◆ WRITTEN PROBLEM: Copy all of the material exactly. Pictures are not to appear in the copy.

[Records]
----------------

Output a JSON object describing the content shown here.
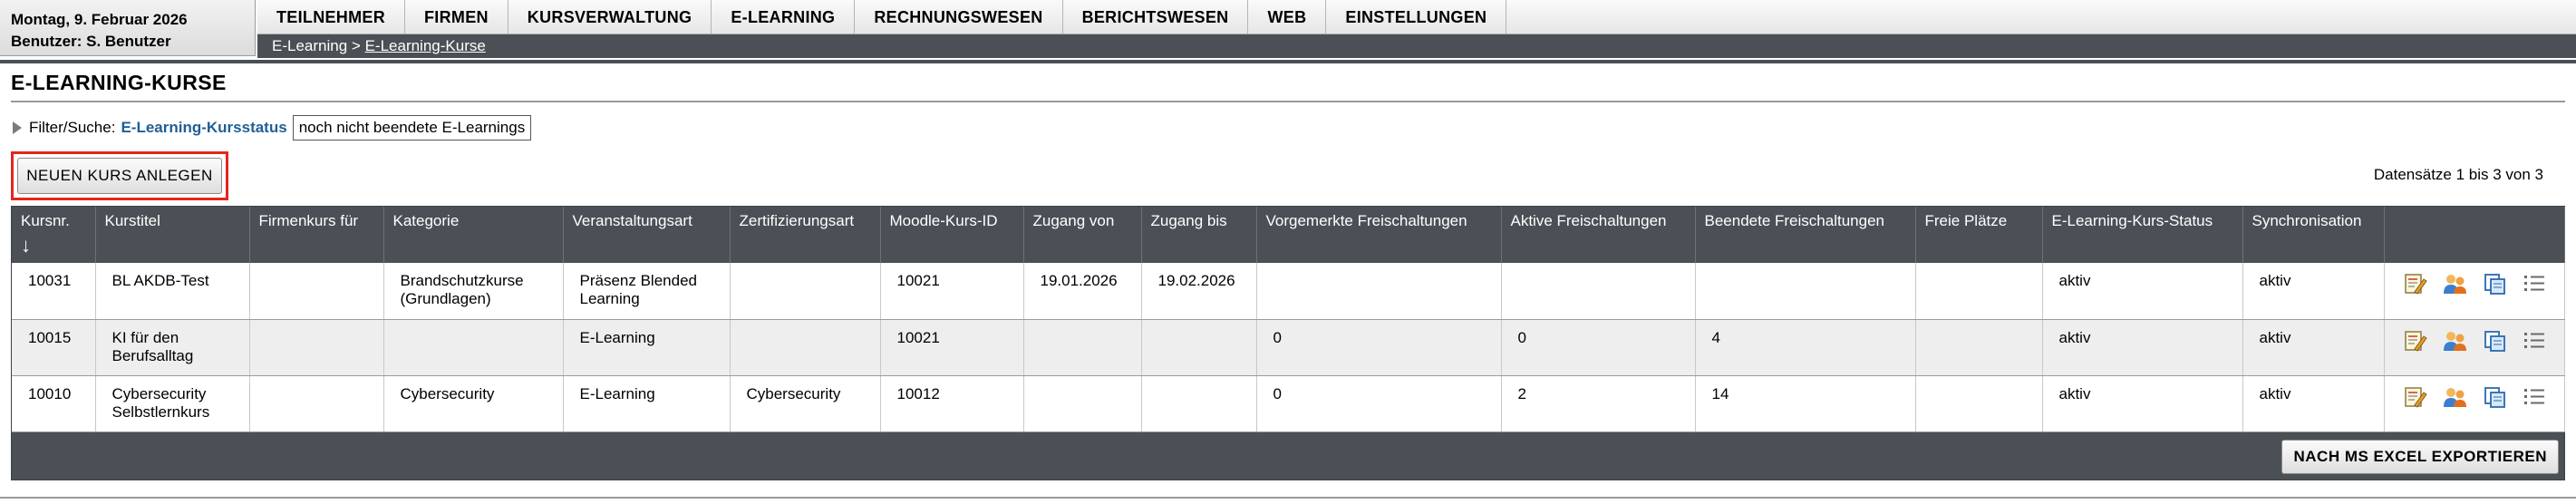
{
  "header": {
    "date": "Montag, 9. Februar 2026",
    "user": "Benutzer: S. Benutzer"
  },
  "menu": [
    "TEILNEHMER",
    "FIRMEN",
    "KURSVERWALTUNG",
    "E-LEARNING",
    "RECHNUNGSWESEN",
    "BERICHTSWESEN",
    "WEB",
    "EINSTELLUNGEN"
  ],
  "breadcrumb": {
    "parent": "E-Learning",
    "separator": ">",
    "current": "E-Learning-Kurse"
  },
  "page": {
    "title": "E-LEARNING-KURSE"
  },
  "filter": {
    "label": "Filter/Suche:",
    "key": "E-Learning-Kursstatus",
    "value": "noch nicht beendete E-Learnings"
  },
  "actions": {
    "new_course": "NEUEN KURS ANLEGEN",
    "records": "Datensätze 1 bis 3 von 3",
    "export": "NACH MS EXCEL EXPORTIEREN"
  },
  "table": {
    "sort_arrow": "↓",
    "columns": [
      "Kursnr.",
      "Kurstitel",
      "Firmenkurs für",
      "Kategorie",
      "Veranstaltungsart",
      "Zertifizierungsart",
      "Moodle-Kurs-ID",
      "Zugang von",
      "Zugang bis",
      "Vorgemerkte Freischaltungen",
      "Aktive Freischaltungen",
      "Beendete Freischaltungen",
      "Freie Plätze",
      "E-Learning-Kurs-Status",
      "Synchronisation",
      ""
    ],
    "rows": [
      [
        "10031",
        "BL AKDB-Test",
        "",
        "Brandschutzkurse (Grundlagen)",
        "Präsenz Blended Learning",
        "",
        "10021",
        "19.01.2026",
        "19.02.2026",
        "",
        "",
        "",
        "",
        "aktiv",
        "aktiv"
      ],
      [
        "10015",
        "KI für den Berufsalltag",
        "",
        "",
        "E-Learning",
        "",
        "10021",
        "",
        "",
        "0",
        "0",
        "4",
        "",
        "aktiv",
        "aktiv"
      ],
      [
        "10010",
        "Cybersecurity Selbstlernkurs",
        "",
        "Cybersecurity",
        "E-Learning",
        "Cybersecurity",
        "10012",
        "",
        "",
        "0",
        "2",
        "14",
        "",
        "aktiv",
        "aktiv"
      ]
    ],
    "row_icons": [
      "edit-icon",
      "participants-icon",
      "copy-icon",
      "list-icon"
    ]
  },
  "colors": {
    "dark_bar": "#4a5055",
    "link": "#1f5f95",
    "highlight": "#e4261e"
  }
}
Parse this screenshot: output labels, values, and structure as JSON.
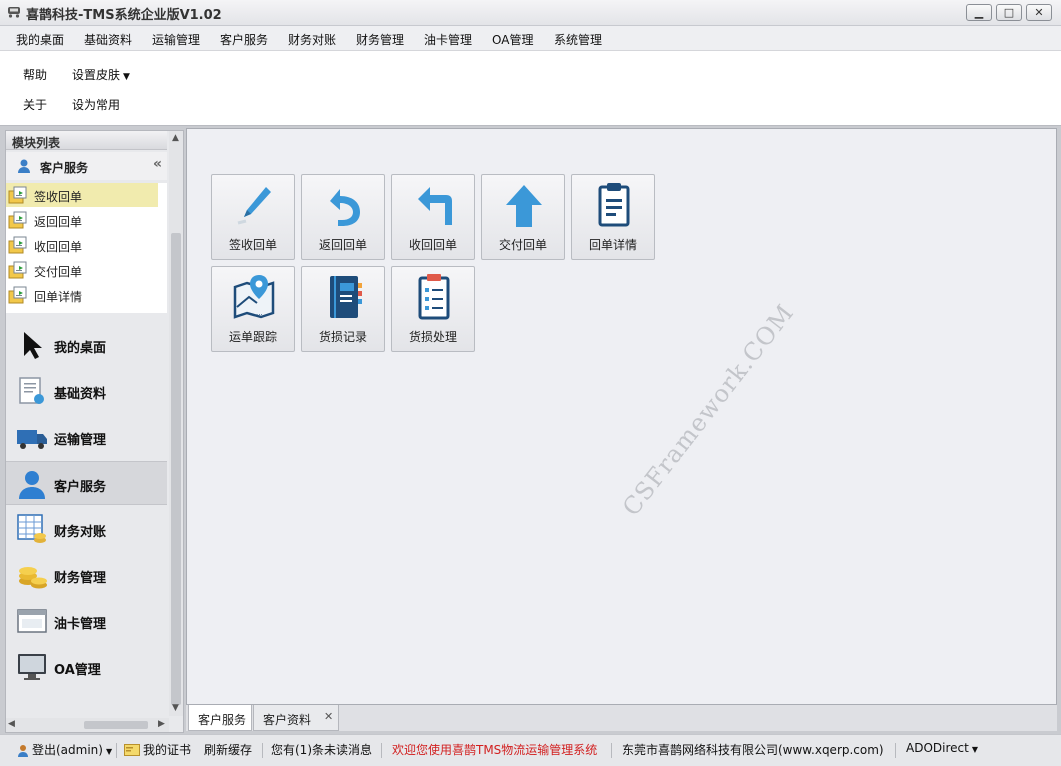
{
  "window": {
    "title": "喜鹊科技-TMS系统企业版V1.02",
    "buttons": [
      "▁",
      "□",
      "✕"
    ]
  },
  "menubar": {
    "items": [
      "我的桌面",
      "基础资料",
      "运输管理",
      "客户服务",
      "财务对账",
      "财务管理",
      "油卡管理",
      "OA管理",
      "系统管理"
    ]
  },
  "ribbon": {
    "help": "帮助",
    "skin": "设置皮肤",
    "about": "关于",
    "favorite": "设为常用"
  },
  "left_panel": {
    "header": "模块列表",
    "group": "客户服务",
    "collapse_glyph": "«",
    "sub_items": [
      {
        "label": "签收回单",
        "selected": true
      },
      {
        "label": "返回回单",
        "selected": false
      },
      {
        "label": "收回回单",
        "selected": false
      },
      {
        "label": "交付回单",
        "selected": false
      },
      {
        "label": "回单详情",
        "selected": false
      }
    ],
    "nav": [
      {
        "label": "我的桌面",
        "icon": "cursor-icon"
      },
      {
        "label": "基础资料",
        "icon": "document-icon"
      },
      {
        "label": "运输管理",
        "icon": "truck-icon"
      },
      {
        "label": "客户服务",
        "icon": "user-icon",
        "active": true
      },
      {
        "label": "财务对账",
        "icon": "spreadsheet-icon"
      },
      {
        "label": "财务管理",
        "icon": "coins-icon"
      },
      {
        "label": "油卡管理",
        "icon": "window-icon"
      },
      {
        "label": "OA管理",
        "icon": "monitor-icon"
      }
    ]
  },
  "tiles": [
    {
      "label": "签收回单",
      "icon": "pen-icon"
    },
    {
      "label": "返回回单",
      "icon": "undo-icon"
    },
    {
      "label": "收回回单",
      "icon": "return-arrow-icon"
    },
    {
      "label": "交付回单",
      "icon": "up-arrow-icon"
    },
    {
      "label": "回单详情",
      "icon": "clipboard-icon"
    },
    {
      "label": "运单跟踪",
      "icon": "map-pin-icon"
    },
    {
      "label": "货损记录",
      "icon": "notebook-icon"
    },
    {
      "label": "货损处理",
      "icon": "checklist-icon"
    }
  ],
  "watermark": "CSFramework.COM",
  "tabs": [
    {
      "label": "客户服务",
      "active": true
    },
    {
      "label": "客户资料",
      "active": false,
      "close": "✕"
    }
  ],
  "status": {
    "login": "登出(admin)",
    "cert": "我的证书",
    "refresh": "刷新缓存",
    "messages": "您有(1)条未读消息",
    "welcome": "欢迎您使用喜鹊TMS物流运输管理系统",
    "company": "东莞市喜鹊网络科技有限公司(www.xqerp.com)",
    "db": "ADODirect"
  },
  "colors": {
    "accent_blue": "#3b98d8",
    "welcome_text": "#d22020",
    "selected_row": "#f1ebae"
  }
}
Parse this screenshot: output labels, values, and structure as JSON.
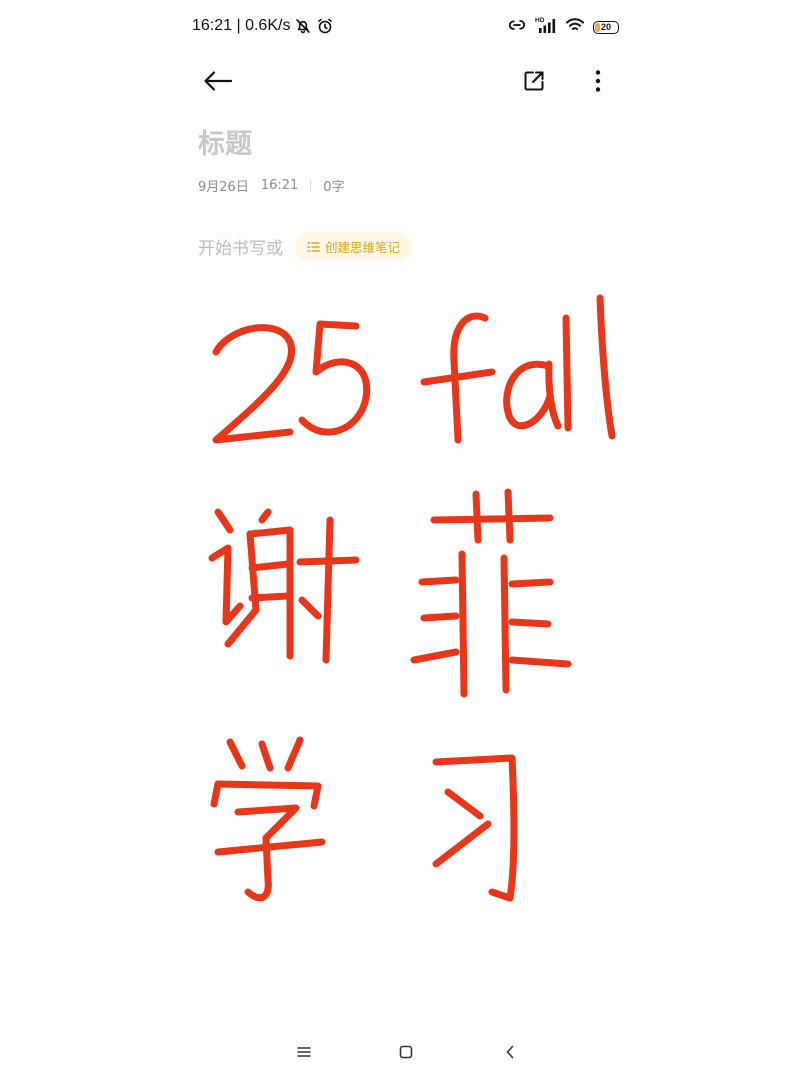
{
  "status_bar": {
    "time_speed": "16:21 | 0.6K/s",
    "battery_level": "20",
    "battery_fill_fraction": 0.2,
    "icons": [
      "silent-bell-icon",
      "alarm-icon",
      "link-icon",
      "hd-signal-icon",
      "wifi-icon",
      "battery-icon"
    ]
  },
  "toolbar": {
    "icons": [
      "back-arrow-icon",
      "share-icon",
      "more-vertical-icon"
    ]
  },
  "note": {
    "title_placeholder": "标题",
    "date": "9月26日",
    "time": "16:21",
    "word_count": "0字",
    "body_prompt": "开始书写或",
    "mindmap_button_label": "创建思维笔记"
  },
  "handwriting": {
    "color": "#e8361a",
    "lines": [
      "25 fall",
      "谢菲",
      "学习"
    ]
  },
  "nav_bar": {
    "icons": [
      "menu-icon",
      "home-square-icon",
      "back-chevron-icon"
    ]
  },
  "colors": {
    "accent": "#d9a21a",
    "accent_bg": "#fff8e6",
    "battery": "#f0a83a"
  }
}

----------------

◆ RESPONSE:
Output a JSON object describing the content shown here.
{
  "header": {
    "date": "Montag, 9. Februar 2026",
    "user": "Benutzer: S. Benutzer"
  },
  "menu": [
    "TEILNEHMER",
    "FIRMEN",
    "KURSVERWALTUNG",
    "E-LEARNING",
    "RECHNUNGSWESEN",
    "BERICHTSWESEN",
    "WEB",
    "EINSTELLUNGEN"
  ],
  "breadcrumb": {
    "parent": "E-Learning",
    "separator": ">",
    "current": "E-Learning-Kurse"
  },
  "page": {
    "title": "E-LEARNING-KURSE"
  },
  "filter": {
    "label": "Filter/Suche:",
    "key": "E-Learning-Kursstatus",
    "value": "noch nicht beendete E-Learnings"
  },
  "actions": {
    "new_course": "NEUEN KURS ANLEGEN",
    "records": "Datensätze 1 bis 3 von 3",
    "export": "NACH MS EXCEL EXPORTIEREN"
  },
  "table": {
    "sort_arrow": "↓",
    "columns": [
      "Kursnr.",
      "Kurstitel",
      "Firmenkurs für",
      "Kategorie",
      "Veranstaltungsart",
      "Zertifizierungsart",
      "Moodle-Kurs-ID",
      "Zugang von",
      "Zugang bis",
      "Vorgemerkte Freischaltungen",
      "Aktive Freischaltungen",
      "Beendete Freischaltungen",
      "Freie Plätze",
      "E-Learning-Kurs-Status",
      "Synchronisation",
      ""
    ],
    "rows": [
      [
        "10031",
        "BL AKDB-Test",
        "",
        "Brandschutzkurse (Grundlagen)",
        "Präsenz Blended Learning",
        "",
        "10021",
        "19.01.2026",
        "19.02.2026",
        "",
        "",
        "",
        "",
        "aktiv",
        "aktiv"
      ],
      [
        "10015",
        "KI für den Berufsalltag",
        "",
        "",
        "E-Learning",
        "",
        "10021",
        "",
        "",
        "0",
        "0",
        "4",
        "",
        "aktiv",
        "aktiv"
      ],
      [
        "10010",
        "Cybersecurity Selbstlernkurs",
        "",
        "Cybersecurity",
        "E-Learning",
        "Cybersecurity",
        "10012",
        "",
        "",
        "0",
        "2",
        "14",
        "",
        "aktiv",
        "aktiv"
      ]
    ],
    "row_icons": [
      "edit-icon",
      "participants-icon",
      "copy-icon",
      "list-icon"
    ]
  },
  "colors": {
    "dark_bar": "#4a5055",
    "link": "#1f5f95",
    "highlight": "#e4261e"
  }
}
Parse this screenshot: output labels, values, and structure as JSON.
{
  "window": {
    "title": "喜鹊科技-TMS系统企业版V1.02",
    "buttons": [
      "▁",
      "□",
      "✕"
    ]
  },
  "menubar": {
    "items": [
      "我的桌面",
      "基础资料",
      "运输管理",
      "客户服务",
      "财务对账",
      "财务管理",
      "油卡管理",
      "OA管理",
      "系统管理"
    ]
  },
  "ribbon": {
    "help": "帮助",
    "skin": "设置皮肤",
    "about": "关于",
    "favorite": "设为常用"
  },
  "left_panel": {
    "header": "模块列表",
    "group": "客户服务",
    "collapse_glyph": "«",
    "sub_items": [
      {
        "label": "签收回单",
        "selected": true
      },
      {
        "label": "返回回单",
        "selected": false
      },
      {
        "label": "收回回单",
        "selected": false
      },
      {
        "label": "交付回单",
        "selected": false
      },
      {
        "label": "回单详情",
        "selected": false
      }
    ],
    "nav": [
      {
        "label": "我的桌面",
        "icon": "cursor-icon"
      },
      {
        "label": "基础资料",
        "icon": "document-icon"
      },
      {
        "label": "运输管理",
        "icon": "truck-icon"
      },
      {
        "label": "客户服务",
        "icon": "user-icon",
        "active": true
      },
      {
        "label": "财务对账",
        "icon": "spreadsheet-icon"
      },
      {
        "label": "财务管理",
        "icon": "coins-icon"
      },
      {
        "label": "油卡管理",
        "icon": "window-icon"
      },
      {
        "label": "OA管理",
        "icon": "monitor-icon"
      }
    ]
  },
  "tiles": [
    {
      "label": "签收回单",
      "icon": "pen-icon"
    },
    {
      "label": "返回回单",
      "icon": "undo-icon"
    },
    {
      "label": "收回回单",
      "icon": "return-arrow-icon"
    },
    {
      "label": "交付回单",
      "icon": "up-arrow-icon"
    },
    {
      "label": "回单详情",
      "icon": "clipboard-icon"
    },
    {
      "label": "运单跟踪",
      "icon": "map-pin-icon"
    },
    {
      "label": "货损记录",
      "icon": "notebook-icon"
    },
    {
      "label": "货损处理",
      "icon": "checklist-icon"
    }
  ],
  "watermark": "CSFramework.COM",
  "tabs": [
    {
      "label": "客户服务",
      "active": true
    },
    {
      "label": "客户资料",
      "active": false,
      "close": "✕"
    }
  ],
  "status": {
    "login": "登出(admin)",
    "cert": "我的证书",
    "refresh": "刷新缓存",
    "messages": "您有(1)条未读消息",
    "welcome": "欢迎您使用喜鹊TMS物流运输管理系统",
    "company": "东莞市喜鹊网络科技有限公司(www.xqerp.com)",
    "db": "ADODirect"
  },
  "colors": {
    "accent_blue": "#3b98d8",
    "welcome_text": "#d22020",
    "selected_row": "#f1ebae"
  }
}
Parse this screenshot: output labels, values, and structure as JSON.
{
  "status_bar": {
    "time_speed": "16:21 | 0.6K/s",
    "battery_level": "20",
    "battery_fill_fraction": 0.2,
    "icons": [
      "silent-bell-icon",
      "alarm-icon",
      "link-icon",
      "hd-signal-icon",
      "wifi-icon",
      "battery-icon"
    ]
  },
  "toolbar": {
    "icons": [
      "back-arrow-icon",
      "share-icon",
      "more-vertical-icon"
    ]
  },
  "note": {
    "title_placeholder": "标题",
    "date": "9月26日",
    "time": "16:21",
    "word_count": "0字",
    "body_prompt": "开始书写或",
    "mindmap_button_label": "创建思维笔记"
  },
  "handwriting": {
    "color": "#e8361a",
    "lines": [
      "25 fall",
      "谢菲",
      "学习"
    ]
  },
  "nav_bar": {
    "icons": [
      "menu-icon",
      "home-square-icon",
      "back-chevron-icon"
    ]
  },
  "colors": {
    "accent": "#d9a21a",
    "accent_bg": "#fff8e6",
    "battery": "#f0a83a"
  }
}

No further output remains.